### SUPPLIED RECORDS ###
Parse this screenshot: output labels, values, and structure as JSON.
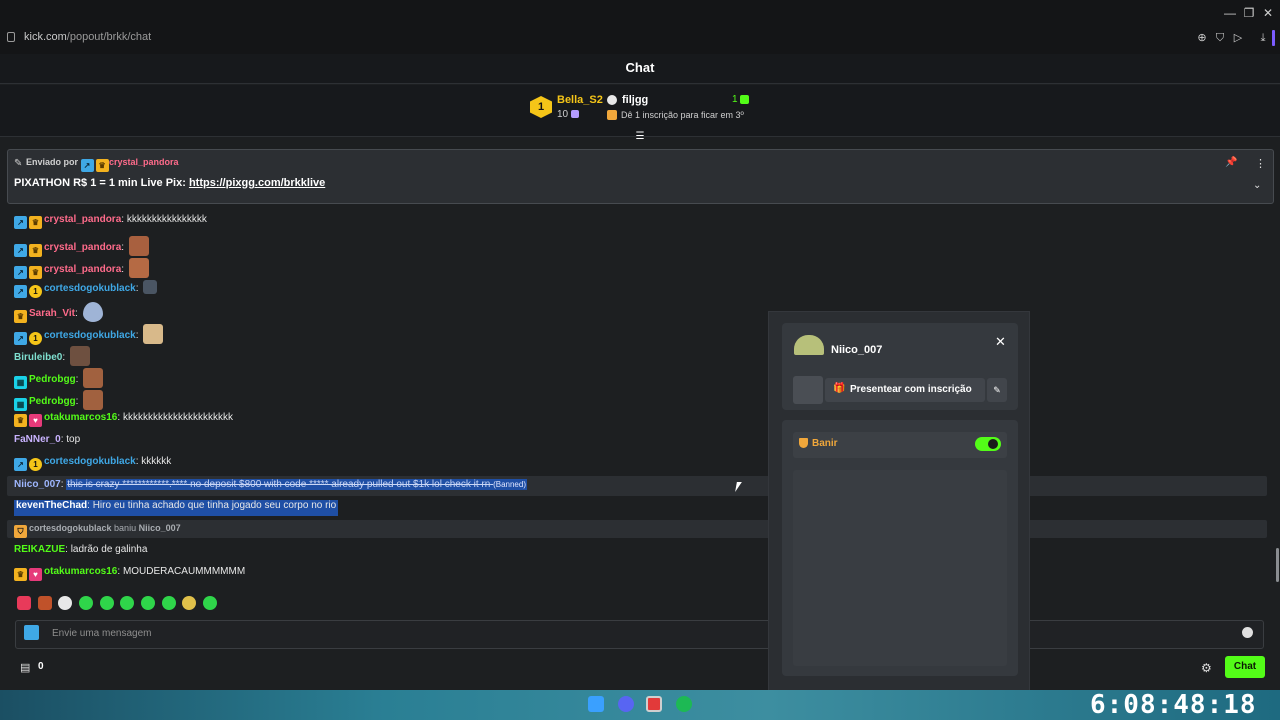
{
  "browser": {
    "url_host": "kick.com",
    "url_path": "/popout/brkk/chat",
    "min": "—",
    "max": "❐",
    "close": "✕"
  },
  "chat_title": "Chat",
  "leaderboard": {
    "first": {
      "rank": "1",
      "name": "Bella_S2",
      "count": "10"
    },
    "second": {
      "name": "filjgg",
      "count": "1"
    },
    "subline": "Dê 1 inscrição para ficar em 3º"
  },
  "pinned": {
    "sent_by": "Enviado por",
    "user": "crystal_pandora",
    "message": "PIXATHON R$ 1 = 1 min Live Pix: ",
    "link": "https://pixgg.com/brkklive"
  },
  "messages": [
    {
      "user": "crystal_pandora",
      "color": "#ff6b8b",
      "text": "kkkkkkkkkkkkkkkk"
    },
    {
      "user": "crystal_pandora",
      "color": "#ff6b8b",
      "text": ""
    },
    {
      "user": "crystal_pandora",
      "color": "#ff6b8b",
      "text": ""
    },
    {
      "user": "cortesdogokublack",
      "color": "#3fa8e6",
      "text": ""
    },
    {
      "user": "Sarah_Vit",
      "color": "#ff6b8b",
      "text": ""
    },
    {
      "user": "cortesdogokublack",
      "color": "#3fa8e6",
      "text": ""
    },
    {
      "user": "Biruleibe0",
      "color": "#7fe0d0",
      "text": ""
    },
    {
      "user": "Pedrobgg",
      "color": "#53fc18",
      "text": ""
    },
    {
      "user": "Pedrobgg",
      "color": "#53fc18",
      "text": ""
    },
    {
      "user": "otakumarcos16",
      "color": "#53fc18",
      "text": "kkkkkkkkkkkkkkkkkkkkkk"
    },
    {
      "user": "FaNNer_0",
      "color": "#c9b3ff",
      "text": "top"
    },
    {
      "user": "cortesdogokublack",
      "color": "#3fa8e6",
      "text": "kkkkkk"
    },
    {
      "user": "Niico_007",
      "color": "#9fb7ff",
      "text": "this is crazy ************.**** no deposit $800 with code ***** already pulled out $1k lol check it rn",
      "tag": "(Banned)"
    },
    {
      "user": "kevenTheChad",
      "color": "#ffffff",
      "text": "Hiro eu tinha achado que tinha jogado seu corpo no rio"
    },
    {
      "user": "REIKAZUE",
      "color": "#53fc18",
      "text": "ladrão de galinha"
    },
    {
      "user": "otakumarcos16",
      "color": "#53fc18",
      "text": "MOUDERACAUMMMMMM"
    }
  ],
  "ban_event": {
    "mod": "cortesdogokublack",
    "action": "baniu",
    "target": "Niico_007"
  },
  "input": {
    "placeholder": "Envie uma mensagem"
  },
  "footer": {
    "store_count": "0",
    "chat_button": "Chat"
  },
  "popup": {
    "username": "Niico_007",
    "gift_label": "Presentear com inscrição",
    "ban_label": "Banir",
    "ban_enabled": true
  },
  "clock": "6:08:48:18",
  "colors": {
    "accent": "#53fc18",
    "banned_select": "#1f4fa5"
  }
}
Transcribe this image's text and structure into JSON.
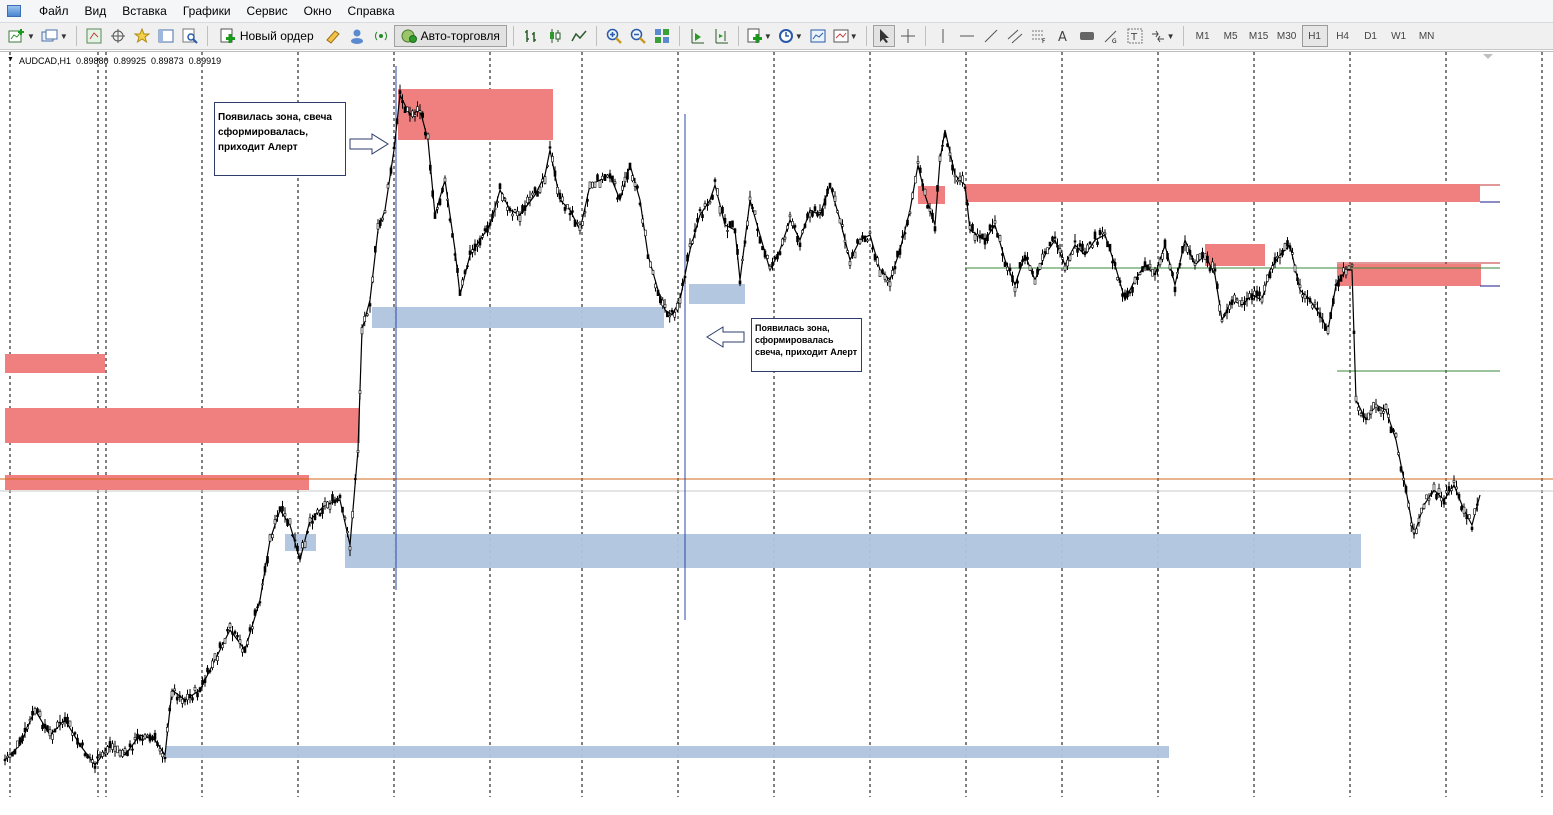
{
  "menu": [
    "Файл",
    "Вид",
    "Вставка",
    "Графики",
    "Сервис",
    "Окно",
    "Справка"
  ],
  "toolbar": {
    "new_order": "Новый ордер",
    "autotrading": "Авто-торговля",
    "timeframes": [
      "M1",
      "M5",
      "M15",
      "M30",
      "H1",
      "H4",
      "D1",
      "W1",
      "MN"
    ],
    "active_timeframe": "H1"
  },
  "chart": {
    "symbol": "AUDCAD,H1",
    "open": "0.89880",
    "high": "0.89925",
    "low": "0.89873",
    "close": "0.89919"
  },
  "annotations": {
    "note1": "Появилась зона, свеча сформировалась, приходит Алерт",
    "note2": "Появилась зона, сформировалась свеча, приходит Алерт"
  },
  "colors": {
    "supply_zone": "#f08080",
    "demand_zone": "#b0c4de",
    "candle": "#000000",
    "current_price_line": "#d2691e",
    "level_green": "#3a8a3a",
    "level_navy": "#1a1a8a",
    "marker_line": "#2a4aa8"
  }
}
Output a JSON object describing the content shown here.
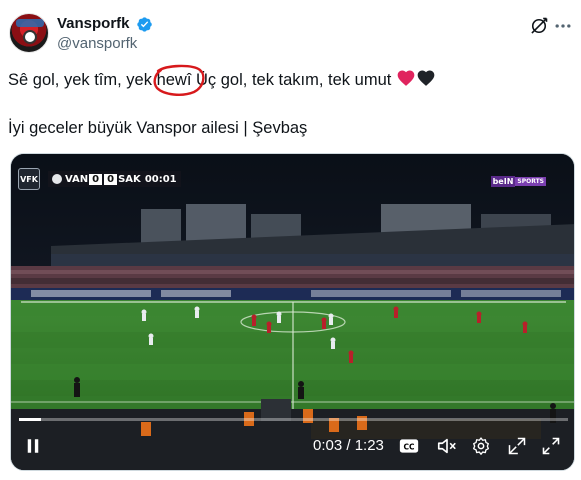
{
  "tweet": {
    "display_name": "Vansporfk",
    "handle": "@vansporfk",
    "text_line1_before": "Sê gol, yek tîm, yek ",
    "text_line1_circled": "hewî",
    "text_line1_after": " Üç gol, tek takım, tek umut ",
    "text_line2": "İyi geceler büyük Vanspor ailesi | Şevbaş"
  },
  "icons": {
    "verified": "verified-badge-icon",
    "grok": "grok-icon",
    "more": "more-options-icon",
    "hearts": [
      "red-heart-icon",
      "black-heart-icon"
    ]
  },
  "video": {
    "scorebug": {
      "club_logo": "VFK",
      "home": "VAN",
      "home_score": "0",
      "away_score": "0",
      "away": "SAK",
      "clock": "00:01"
    },
    "broadcaster": {
      "name": "beIN",
      "sub": "SPORTS"
    },
    "time_display": "0:03 / 1:23",
    "progress_fraction": 0.04,
    "controls": [
      "pause",
      "closed-captions",
      "mute",
      "settings",
      "fullscreen-popout",
      "fullscreen"
    ]
  },
  "colors": {
    "accent_blue": "#1d9bf0",
    "text_primary": "#0f1419",
    "text_secondary": "#536471",
    "heart_red": "#e0245e",
    "annotation_red": "#d7191c"
  }
}
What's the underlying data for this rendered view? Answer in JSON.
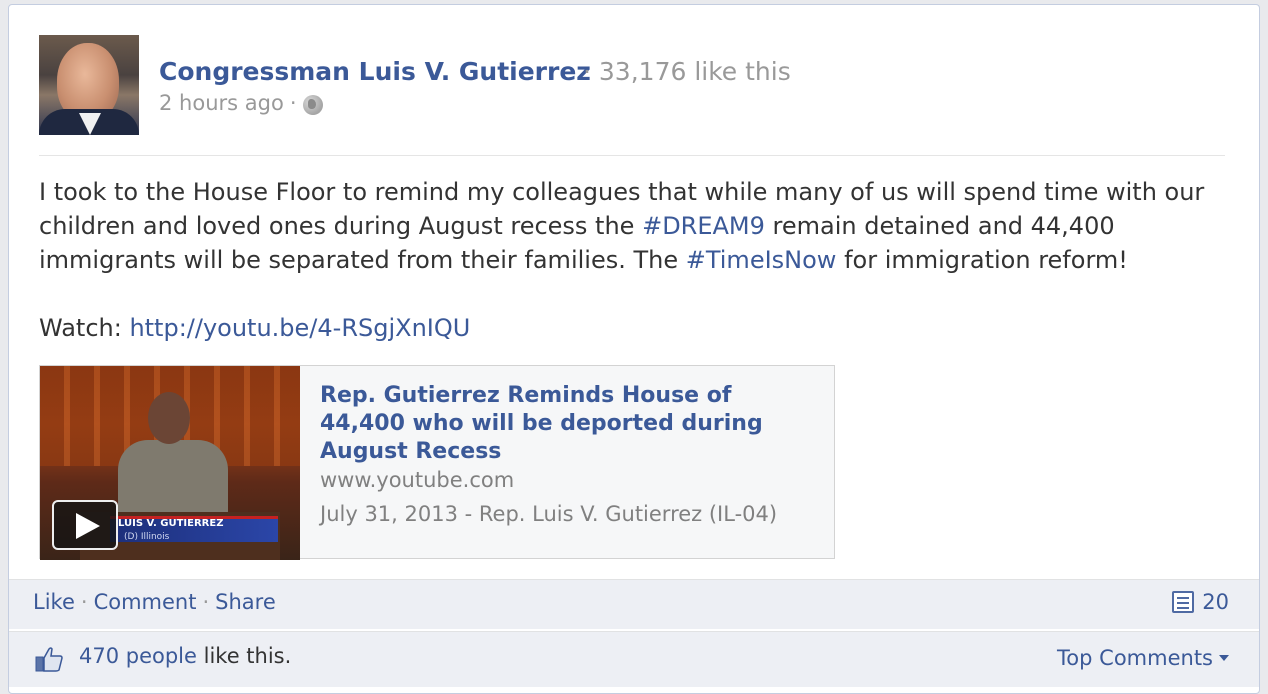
###
THE TASK =>
Write out each entry exactly as given, but skip the pictures.

FULL SOLUTION =>
Parse this screenshot: output labels, values, and structure as JSON.
{
  "browser": {
    "url_host": "kick.com",
    "url_path": "/popout/brkk/chat",
    "min": "—",
    "max": "❐",
    "close": "✕"
  },
  "chat_title": "Chat",
  "leaderboard": {
    "first": {
      "rank": "1",
      "name": "Bella_S2",
      "count": "10"
    },
    "second": {
      "name": "filjgg",
      "count": "1"
    },
    "subline": "Dê 1 inscrição para ficar em 3º"
  },
  "pinned": {
    "sent_by": "Enviado por",
    "user": "crystal_pandora",
    "message": "PIXATHON R$ 1 = 1 min Live Pix: ",
    "link": "https://pixgg.com/brkklive"
  },
  "messages": [
    {
      "user": "crystal_pandora",
      "color": "#ff6b8b",
      "text": "kkkkkkkkkkkkkkkk"
    },
    {
      "user": "crystal_pandora",
      "color": "#ff6b8b",
      "text": ""
    },
    {
      "user": "crystal_pandora",
      "color": "#ff6b8b",
      "text": ""
    },
    {
      "user": "cortesdogokublack",
      "color": "#3fa8e6",
      "text": ""
    },
    {
      "user": "Sarah_Vit",
      "color": "#ff6b8b",
      "text": ""
    },
    {
      "user": "cortesdogokublack",
      "color": "#3fa8e6",
      "text": ""
    },
    {
      "user": "Biruleibe0",
      "color": "#7fe0d0",
      "text": ""
    },
    {
      "user": "Pedrobgg",
      "color": "#53fc18",
      "text": ""
    },
    {
      "user": "Pedrobgg",
      "color": "#53fc18",
      "text": ""
    },
    {
      "user": "otakumarcos16",
      "color": "#53fc18",
      "text": "kkkkkkkkkkkkkkkkkkkkkk"
    },
    {
      "user": "FaNNer_0",
      "color": "#c9b3ff",
      "text": "top"
    },
    {
      "user": "cortesdogokublack",
      "color": "#3fa8e6",
      "text": "kkkkkk"
    },
    {
      "user": "Niico_007",
      "color": "#9fb7ff",
      "text": "this is crazy ************.**** no deposit $800 with code ***** already pulled out $1k lol check it rn",
      "tag": "(Banned)"
    },
    {
      "user": "kevenTheChad",
      "color": "#ffffff",
      "text": "Hiro eu tinha achado que tinha jogado seu corpo no rio"
    },
    {
      "user": "REIKAZUE",
      "color": "#53fc18",
      "text": "ladrão de galinha"
    },
    {
      "user": "otakumarcos16",
      "color": "#53fc18",
      "text": "MOUDERACAUMMMMMM"
    }
  ],
  "ban_event": {
    "mod": "cortesdogokublack",
    "action": "baniu",
    "target": "Niico_007"
  },
  "input": {
    "placeholder": "Envie uma mensagem"
  },
  "footer": {
    "store_count": "0",
    "chat_button": "Chat"
  },
  "popup": {
    "username": "Niico_007",
    "gift_label": "Presentear com inscrição",
    "ban_label": "Banir",
    "ban_enabled": true
  },
  "clock": "6:08:48:18",
  "colors": {
    "accent": "#53fc18",
    "banned_select": "#1f4fa5"
  }
}
Transcribe this image's text and structure into JSON.
{
  "menu": [
    "Файл",
    "Вид",
    "Вставка",
    "Графики",
    "Сервис",
    "Окно",
    "Справка"
  ],
  "toolbar": {
    "new_order": "Новый ордер",
    "autotrading": "Авто-торговля",
    "timeframes": [
      "M1",
      "M5",
      "M15",
      "M30",
      "H1",
      "H4",
      "D1",
      "W1",
      "MN"
    ],
    "active_timeframe": "H1"
  },
  "chart": {
    "symbol": "AUDCAD,H1",
    "open": "0.89880",
    "high": "0.89925",
    "low": "0.89873",
    "close": "0.89919"
  },
  "annotations": {
    "note1": "Появилась зона, свеча сформировалась, приходит Алерт",
    "note2": "Появилась зона, сформировалась свеча, приходит Алерт"
  },
  "colors": {
    "supply_zone": "#f08080",
    "demand_zone": "#b0c4de",
    "candle": "#000000",
    "current_price_line": "#d2691e",
    "level_green": "#3a8a3a",
    "level_navy": "#1a1a8a",
    "marker_line": "#2a4aa8"
  }
}
Output a JSON object describing the content shown here.
{
  "tweet": {
    "display_name": "Vansporfk",
    "handle": "@vansporfk",
    "text_line1_before": "Sê gol, yek tîm, yek ",
    "text_line1_circled": "hewî",
    "text_line1_after": " Üç gol, tek takım, tek umut ",
    "text_line2": "İyi geceler büyük Vanspor ailesi | Şevbaş"
  },
  "icons": {
    "verified": "verified-badge-icon",
    "grok": "grok-icon",
    "more": "more-options-icon",
    "hearts": [
      "red-heart-icon",
      "black-heart-icon"
    ]
  },
  "video": {
    "scorebug": {
      "club_logo": "VFK",
      "home": "VAN",
      "home_score": "0",
      "away_score": "0",
      "away": "SAK",
      "clock": "00:01"
    },
    "broadcaster": {
      "name": "beIN",
      "sub": "SPORTS"
    },
    "time_display": "0:03 / 1:23",
    "progress_fraction": 0.04,
    "controls": [
      "pause",
      "closed-captions",
      "mute",
      "settings",
      "fullscreen-popout",
      "fullscreen"
    ]
  },
  "colors": {
    "accent_blue": "#1d9bf0",
    "text_primary": "#0f1419",
    "text_secondary": "#536471",
    "heart_red": "#e0245e",
    "annotation_red": "#d7191c"
  }
}
What's the underlying data for this rendered view? Answer in JSON.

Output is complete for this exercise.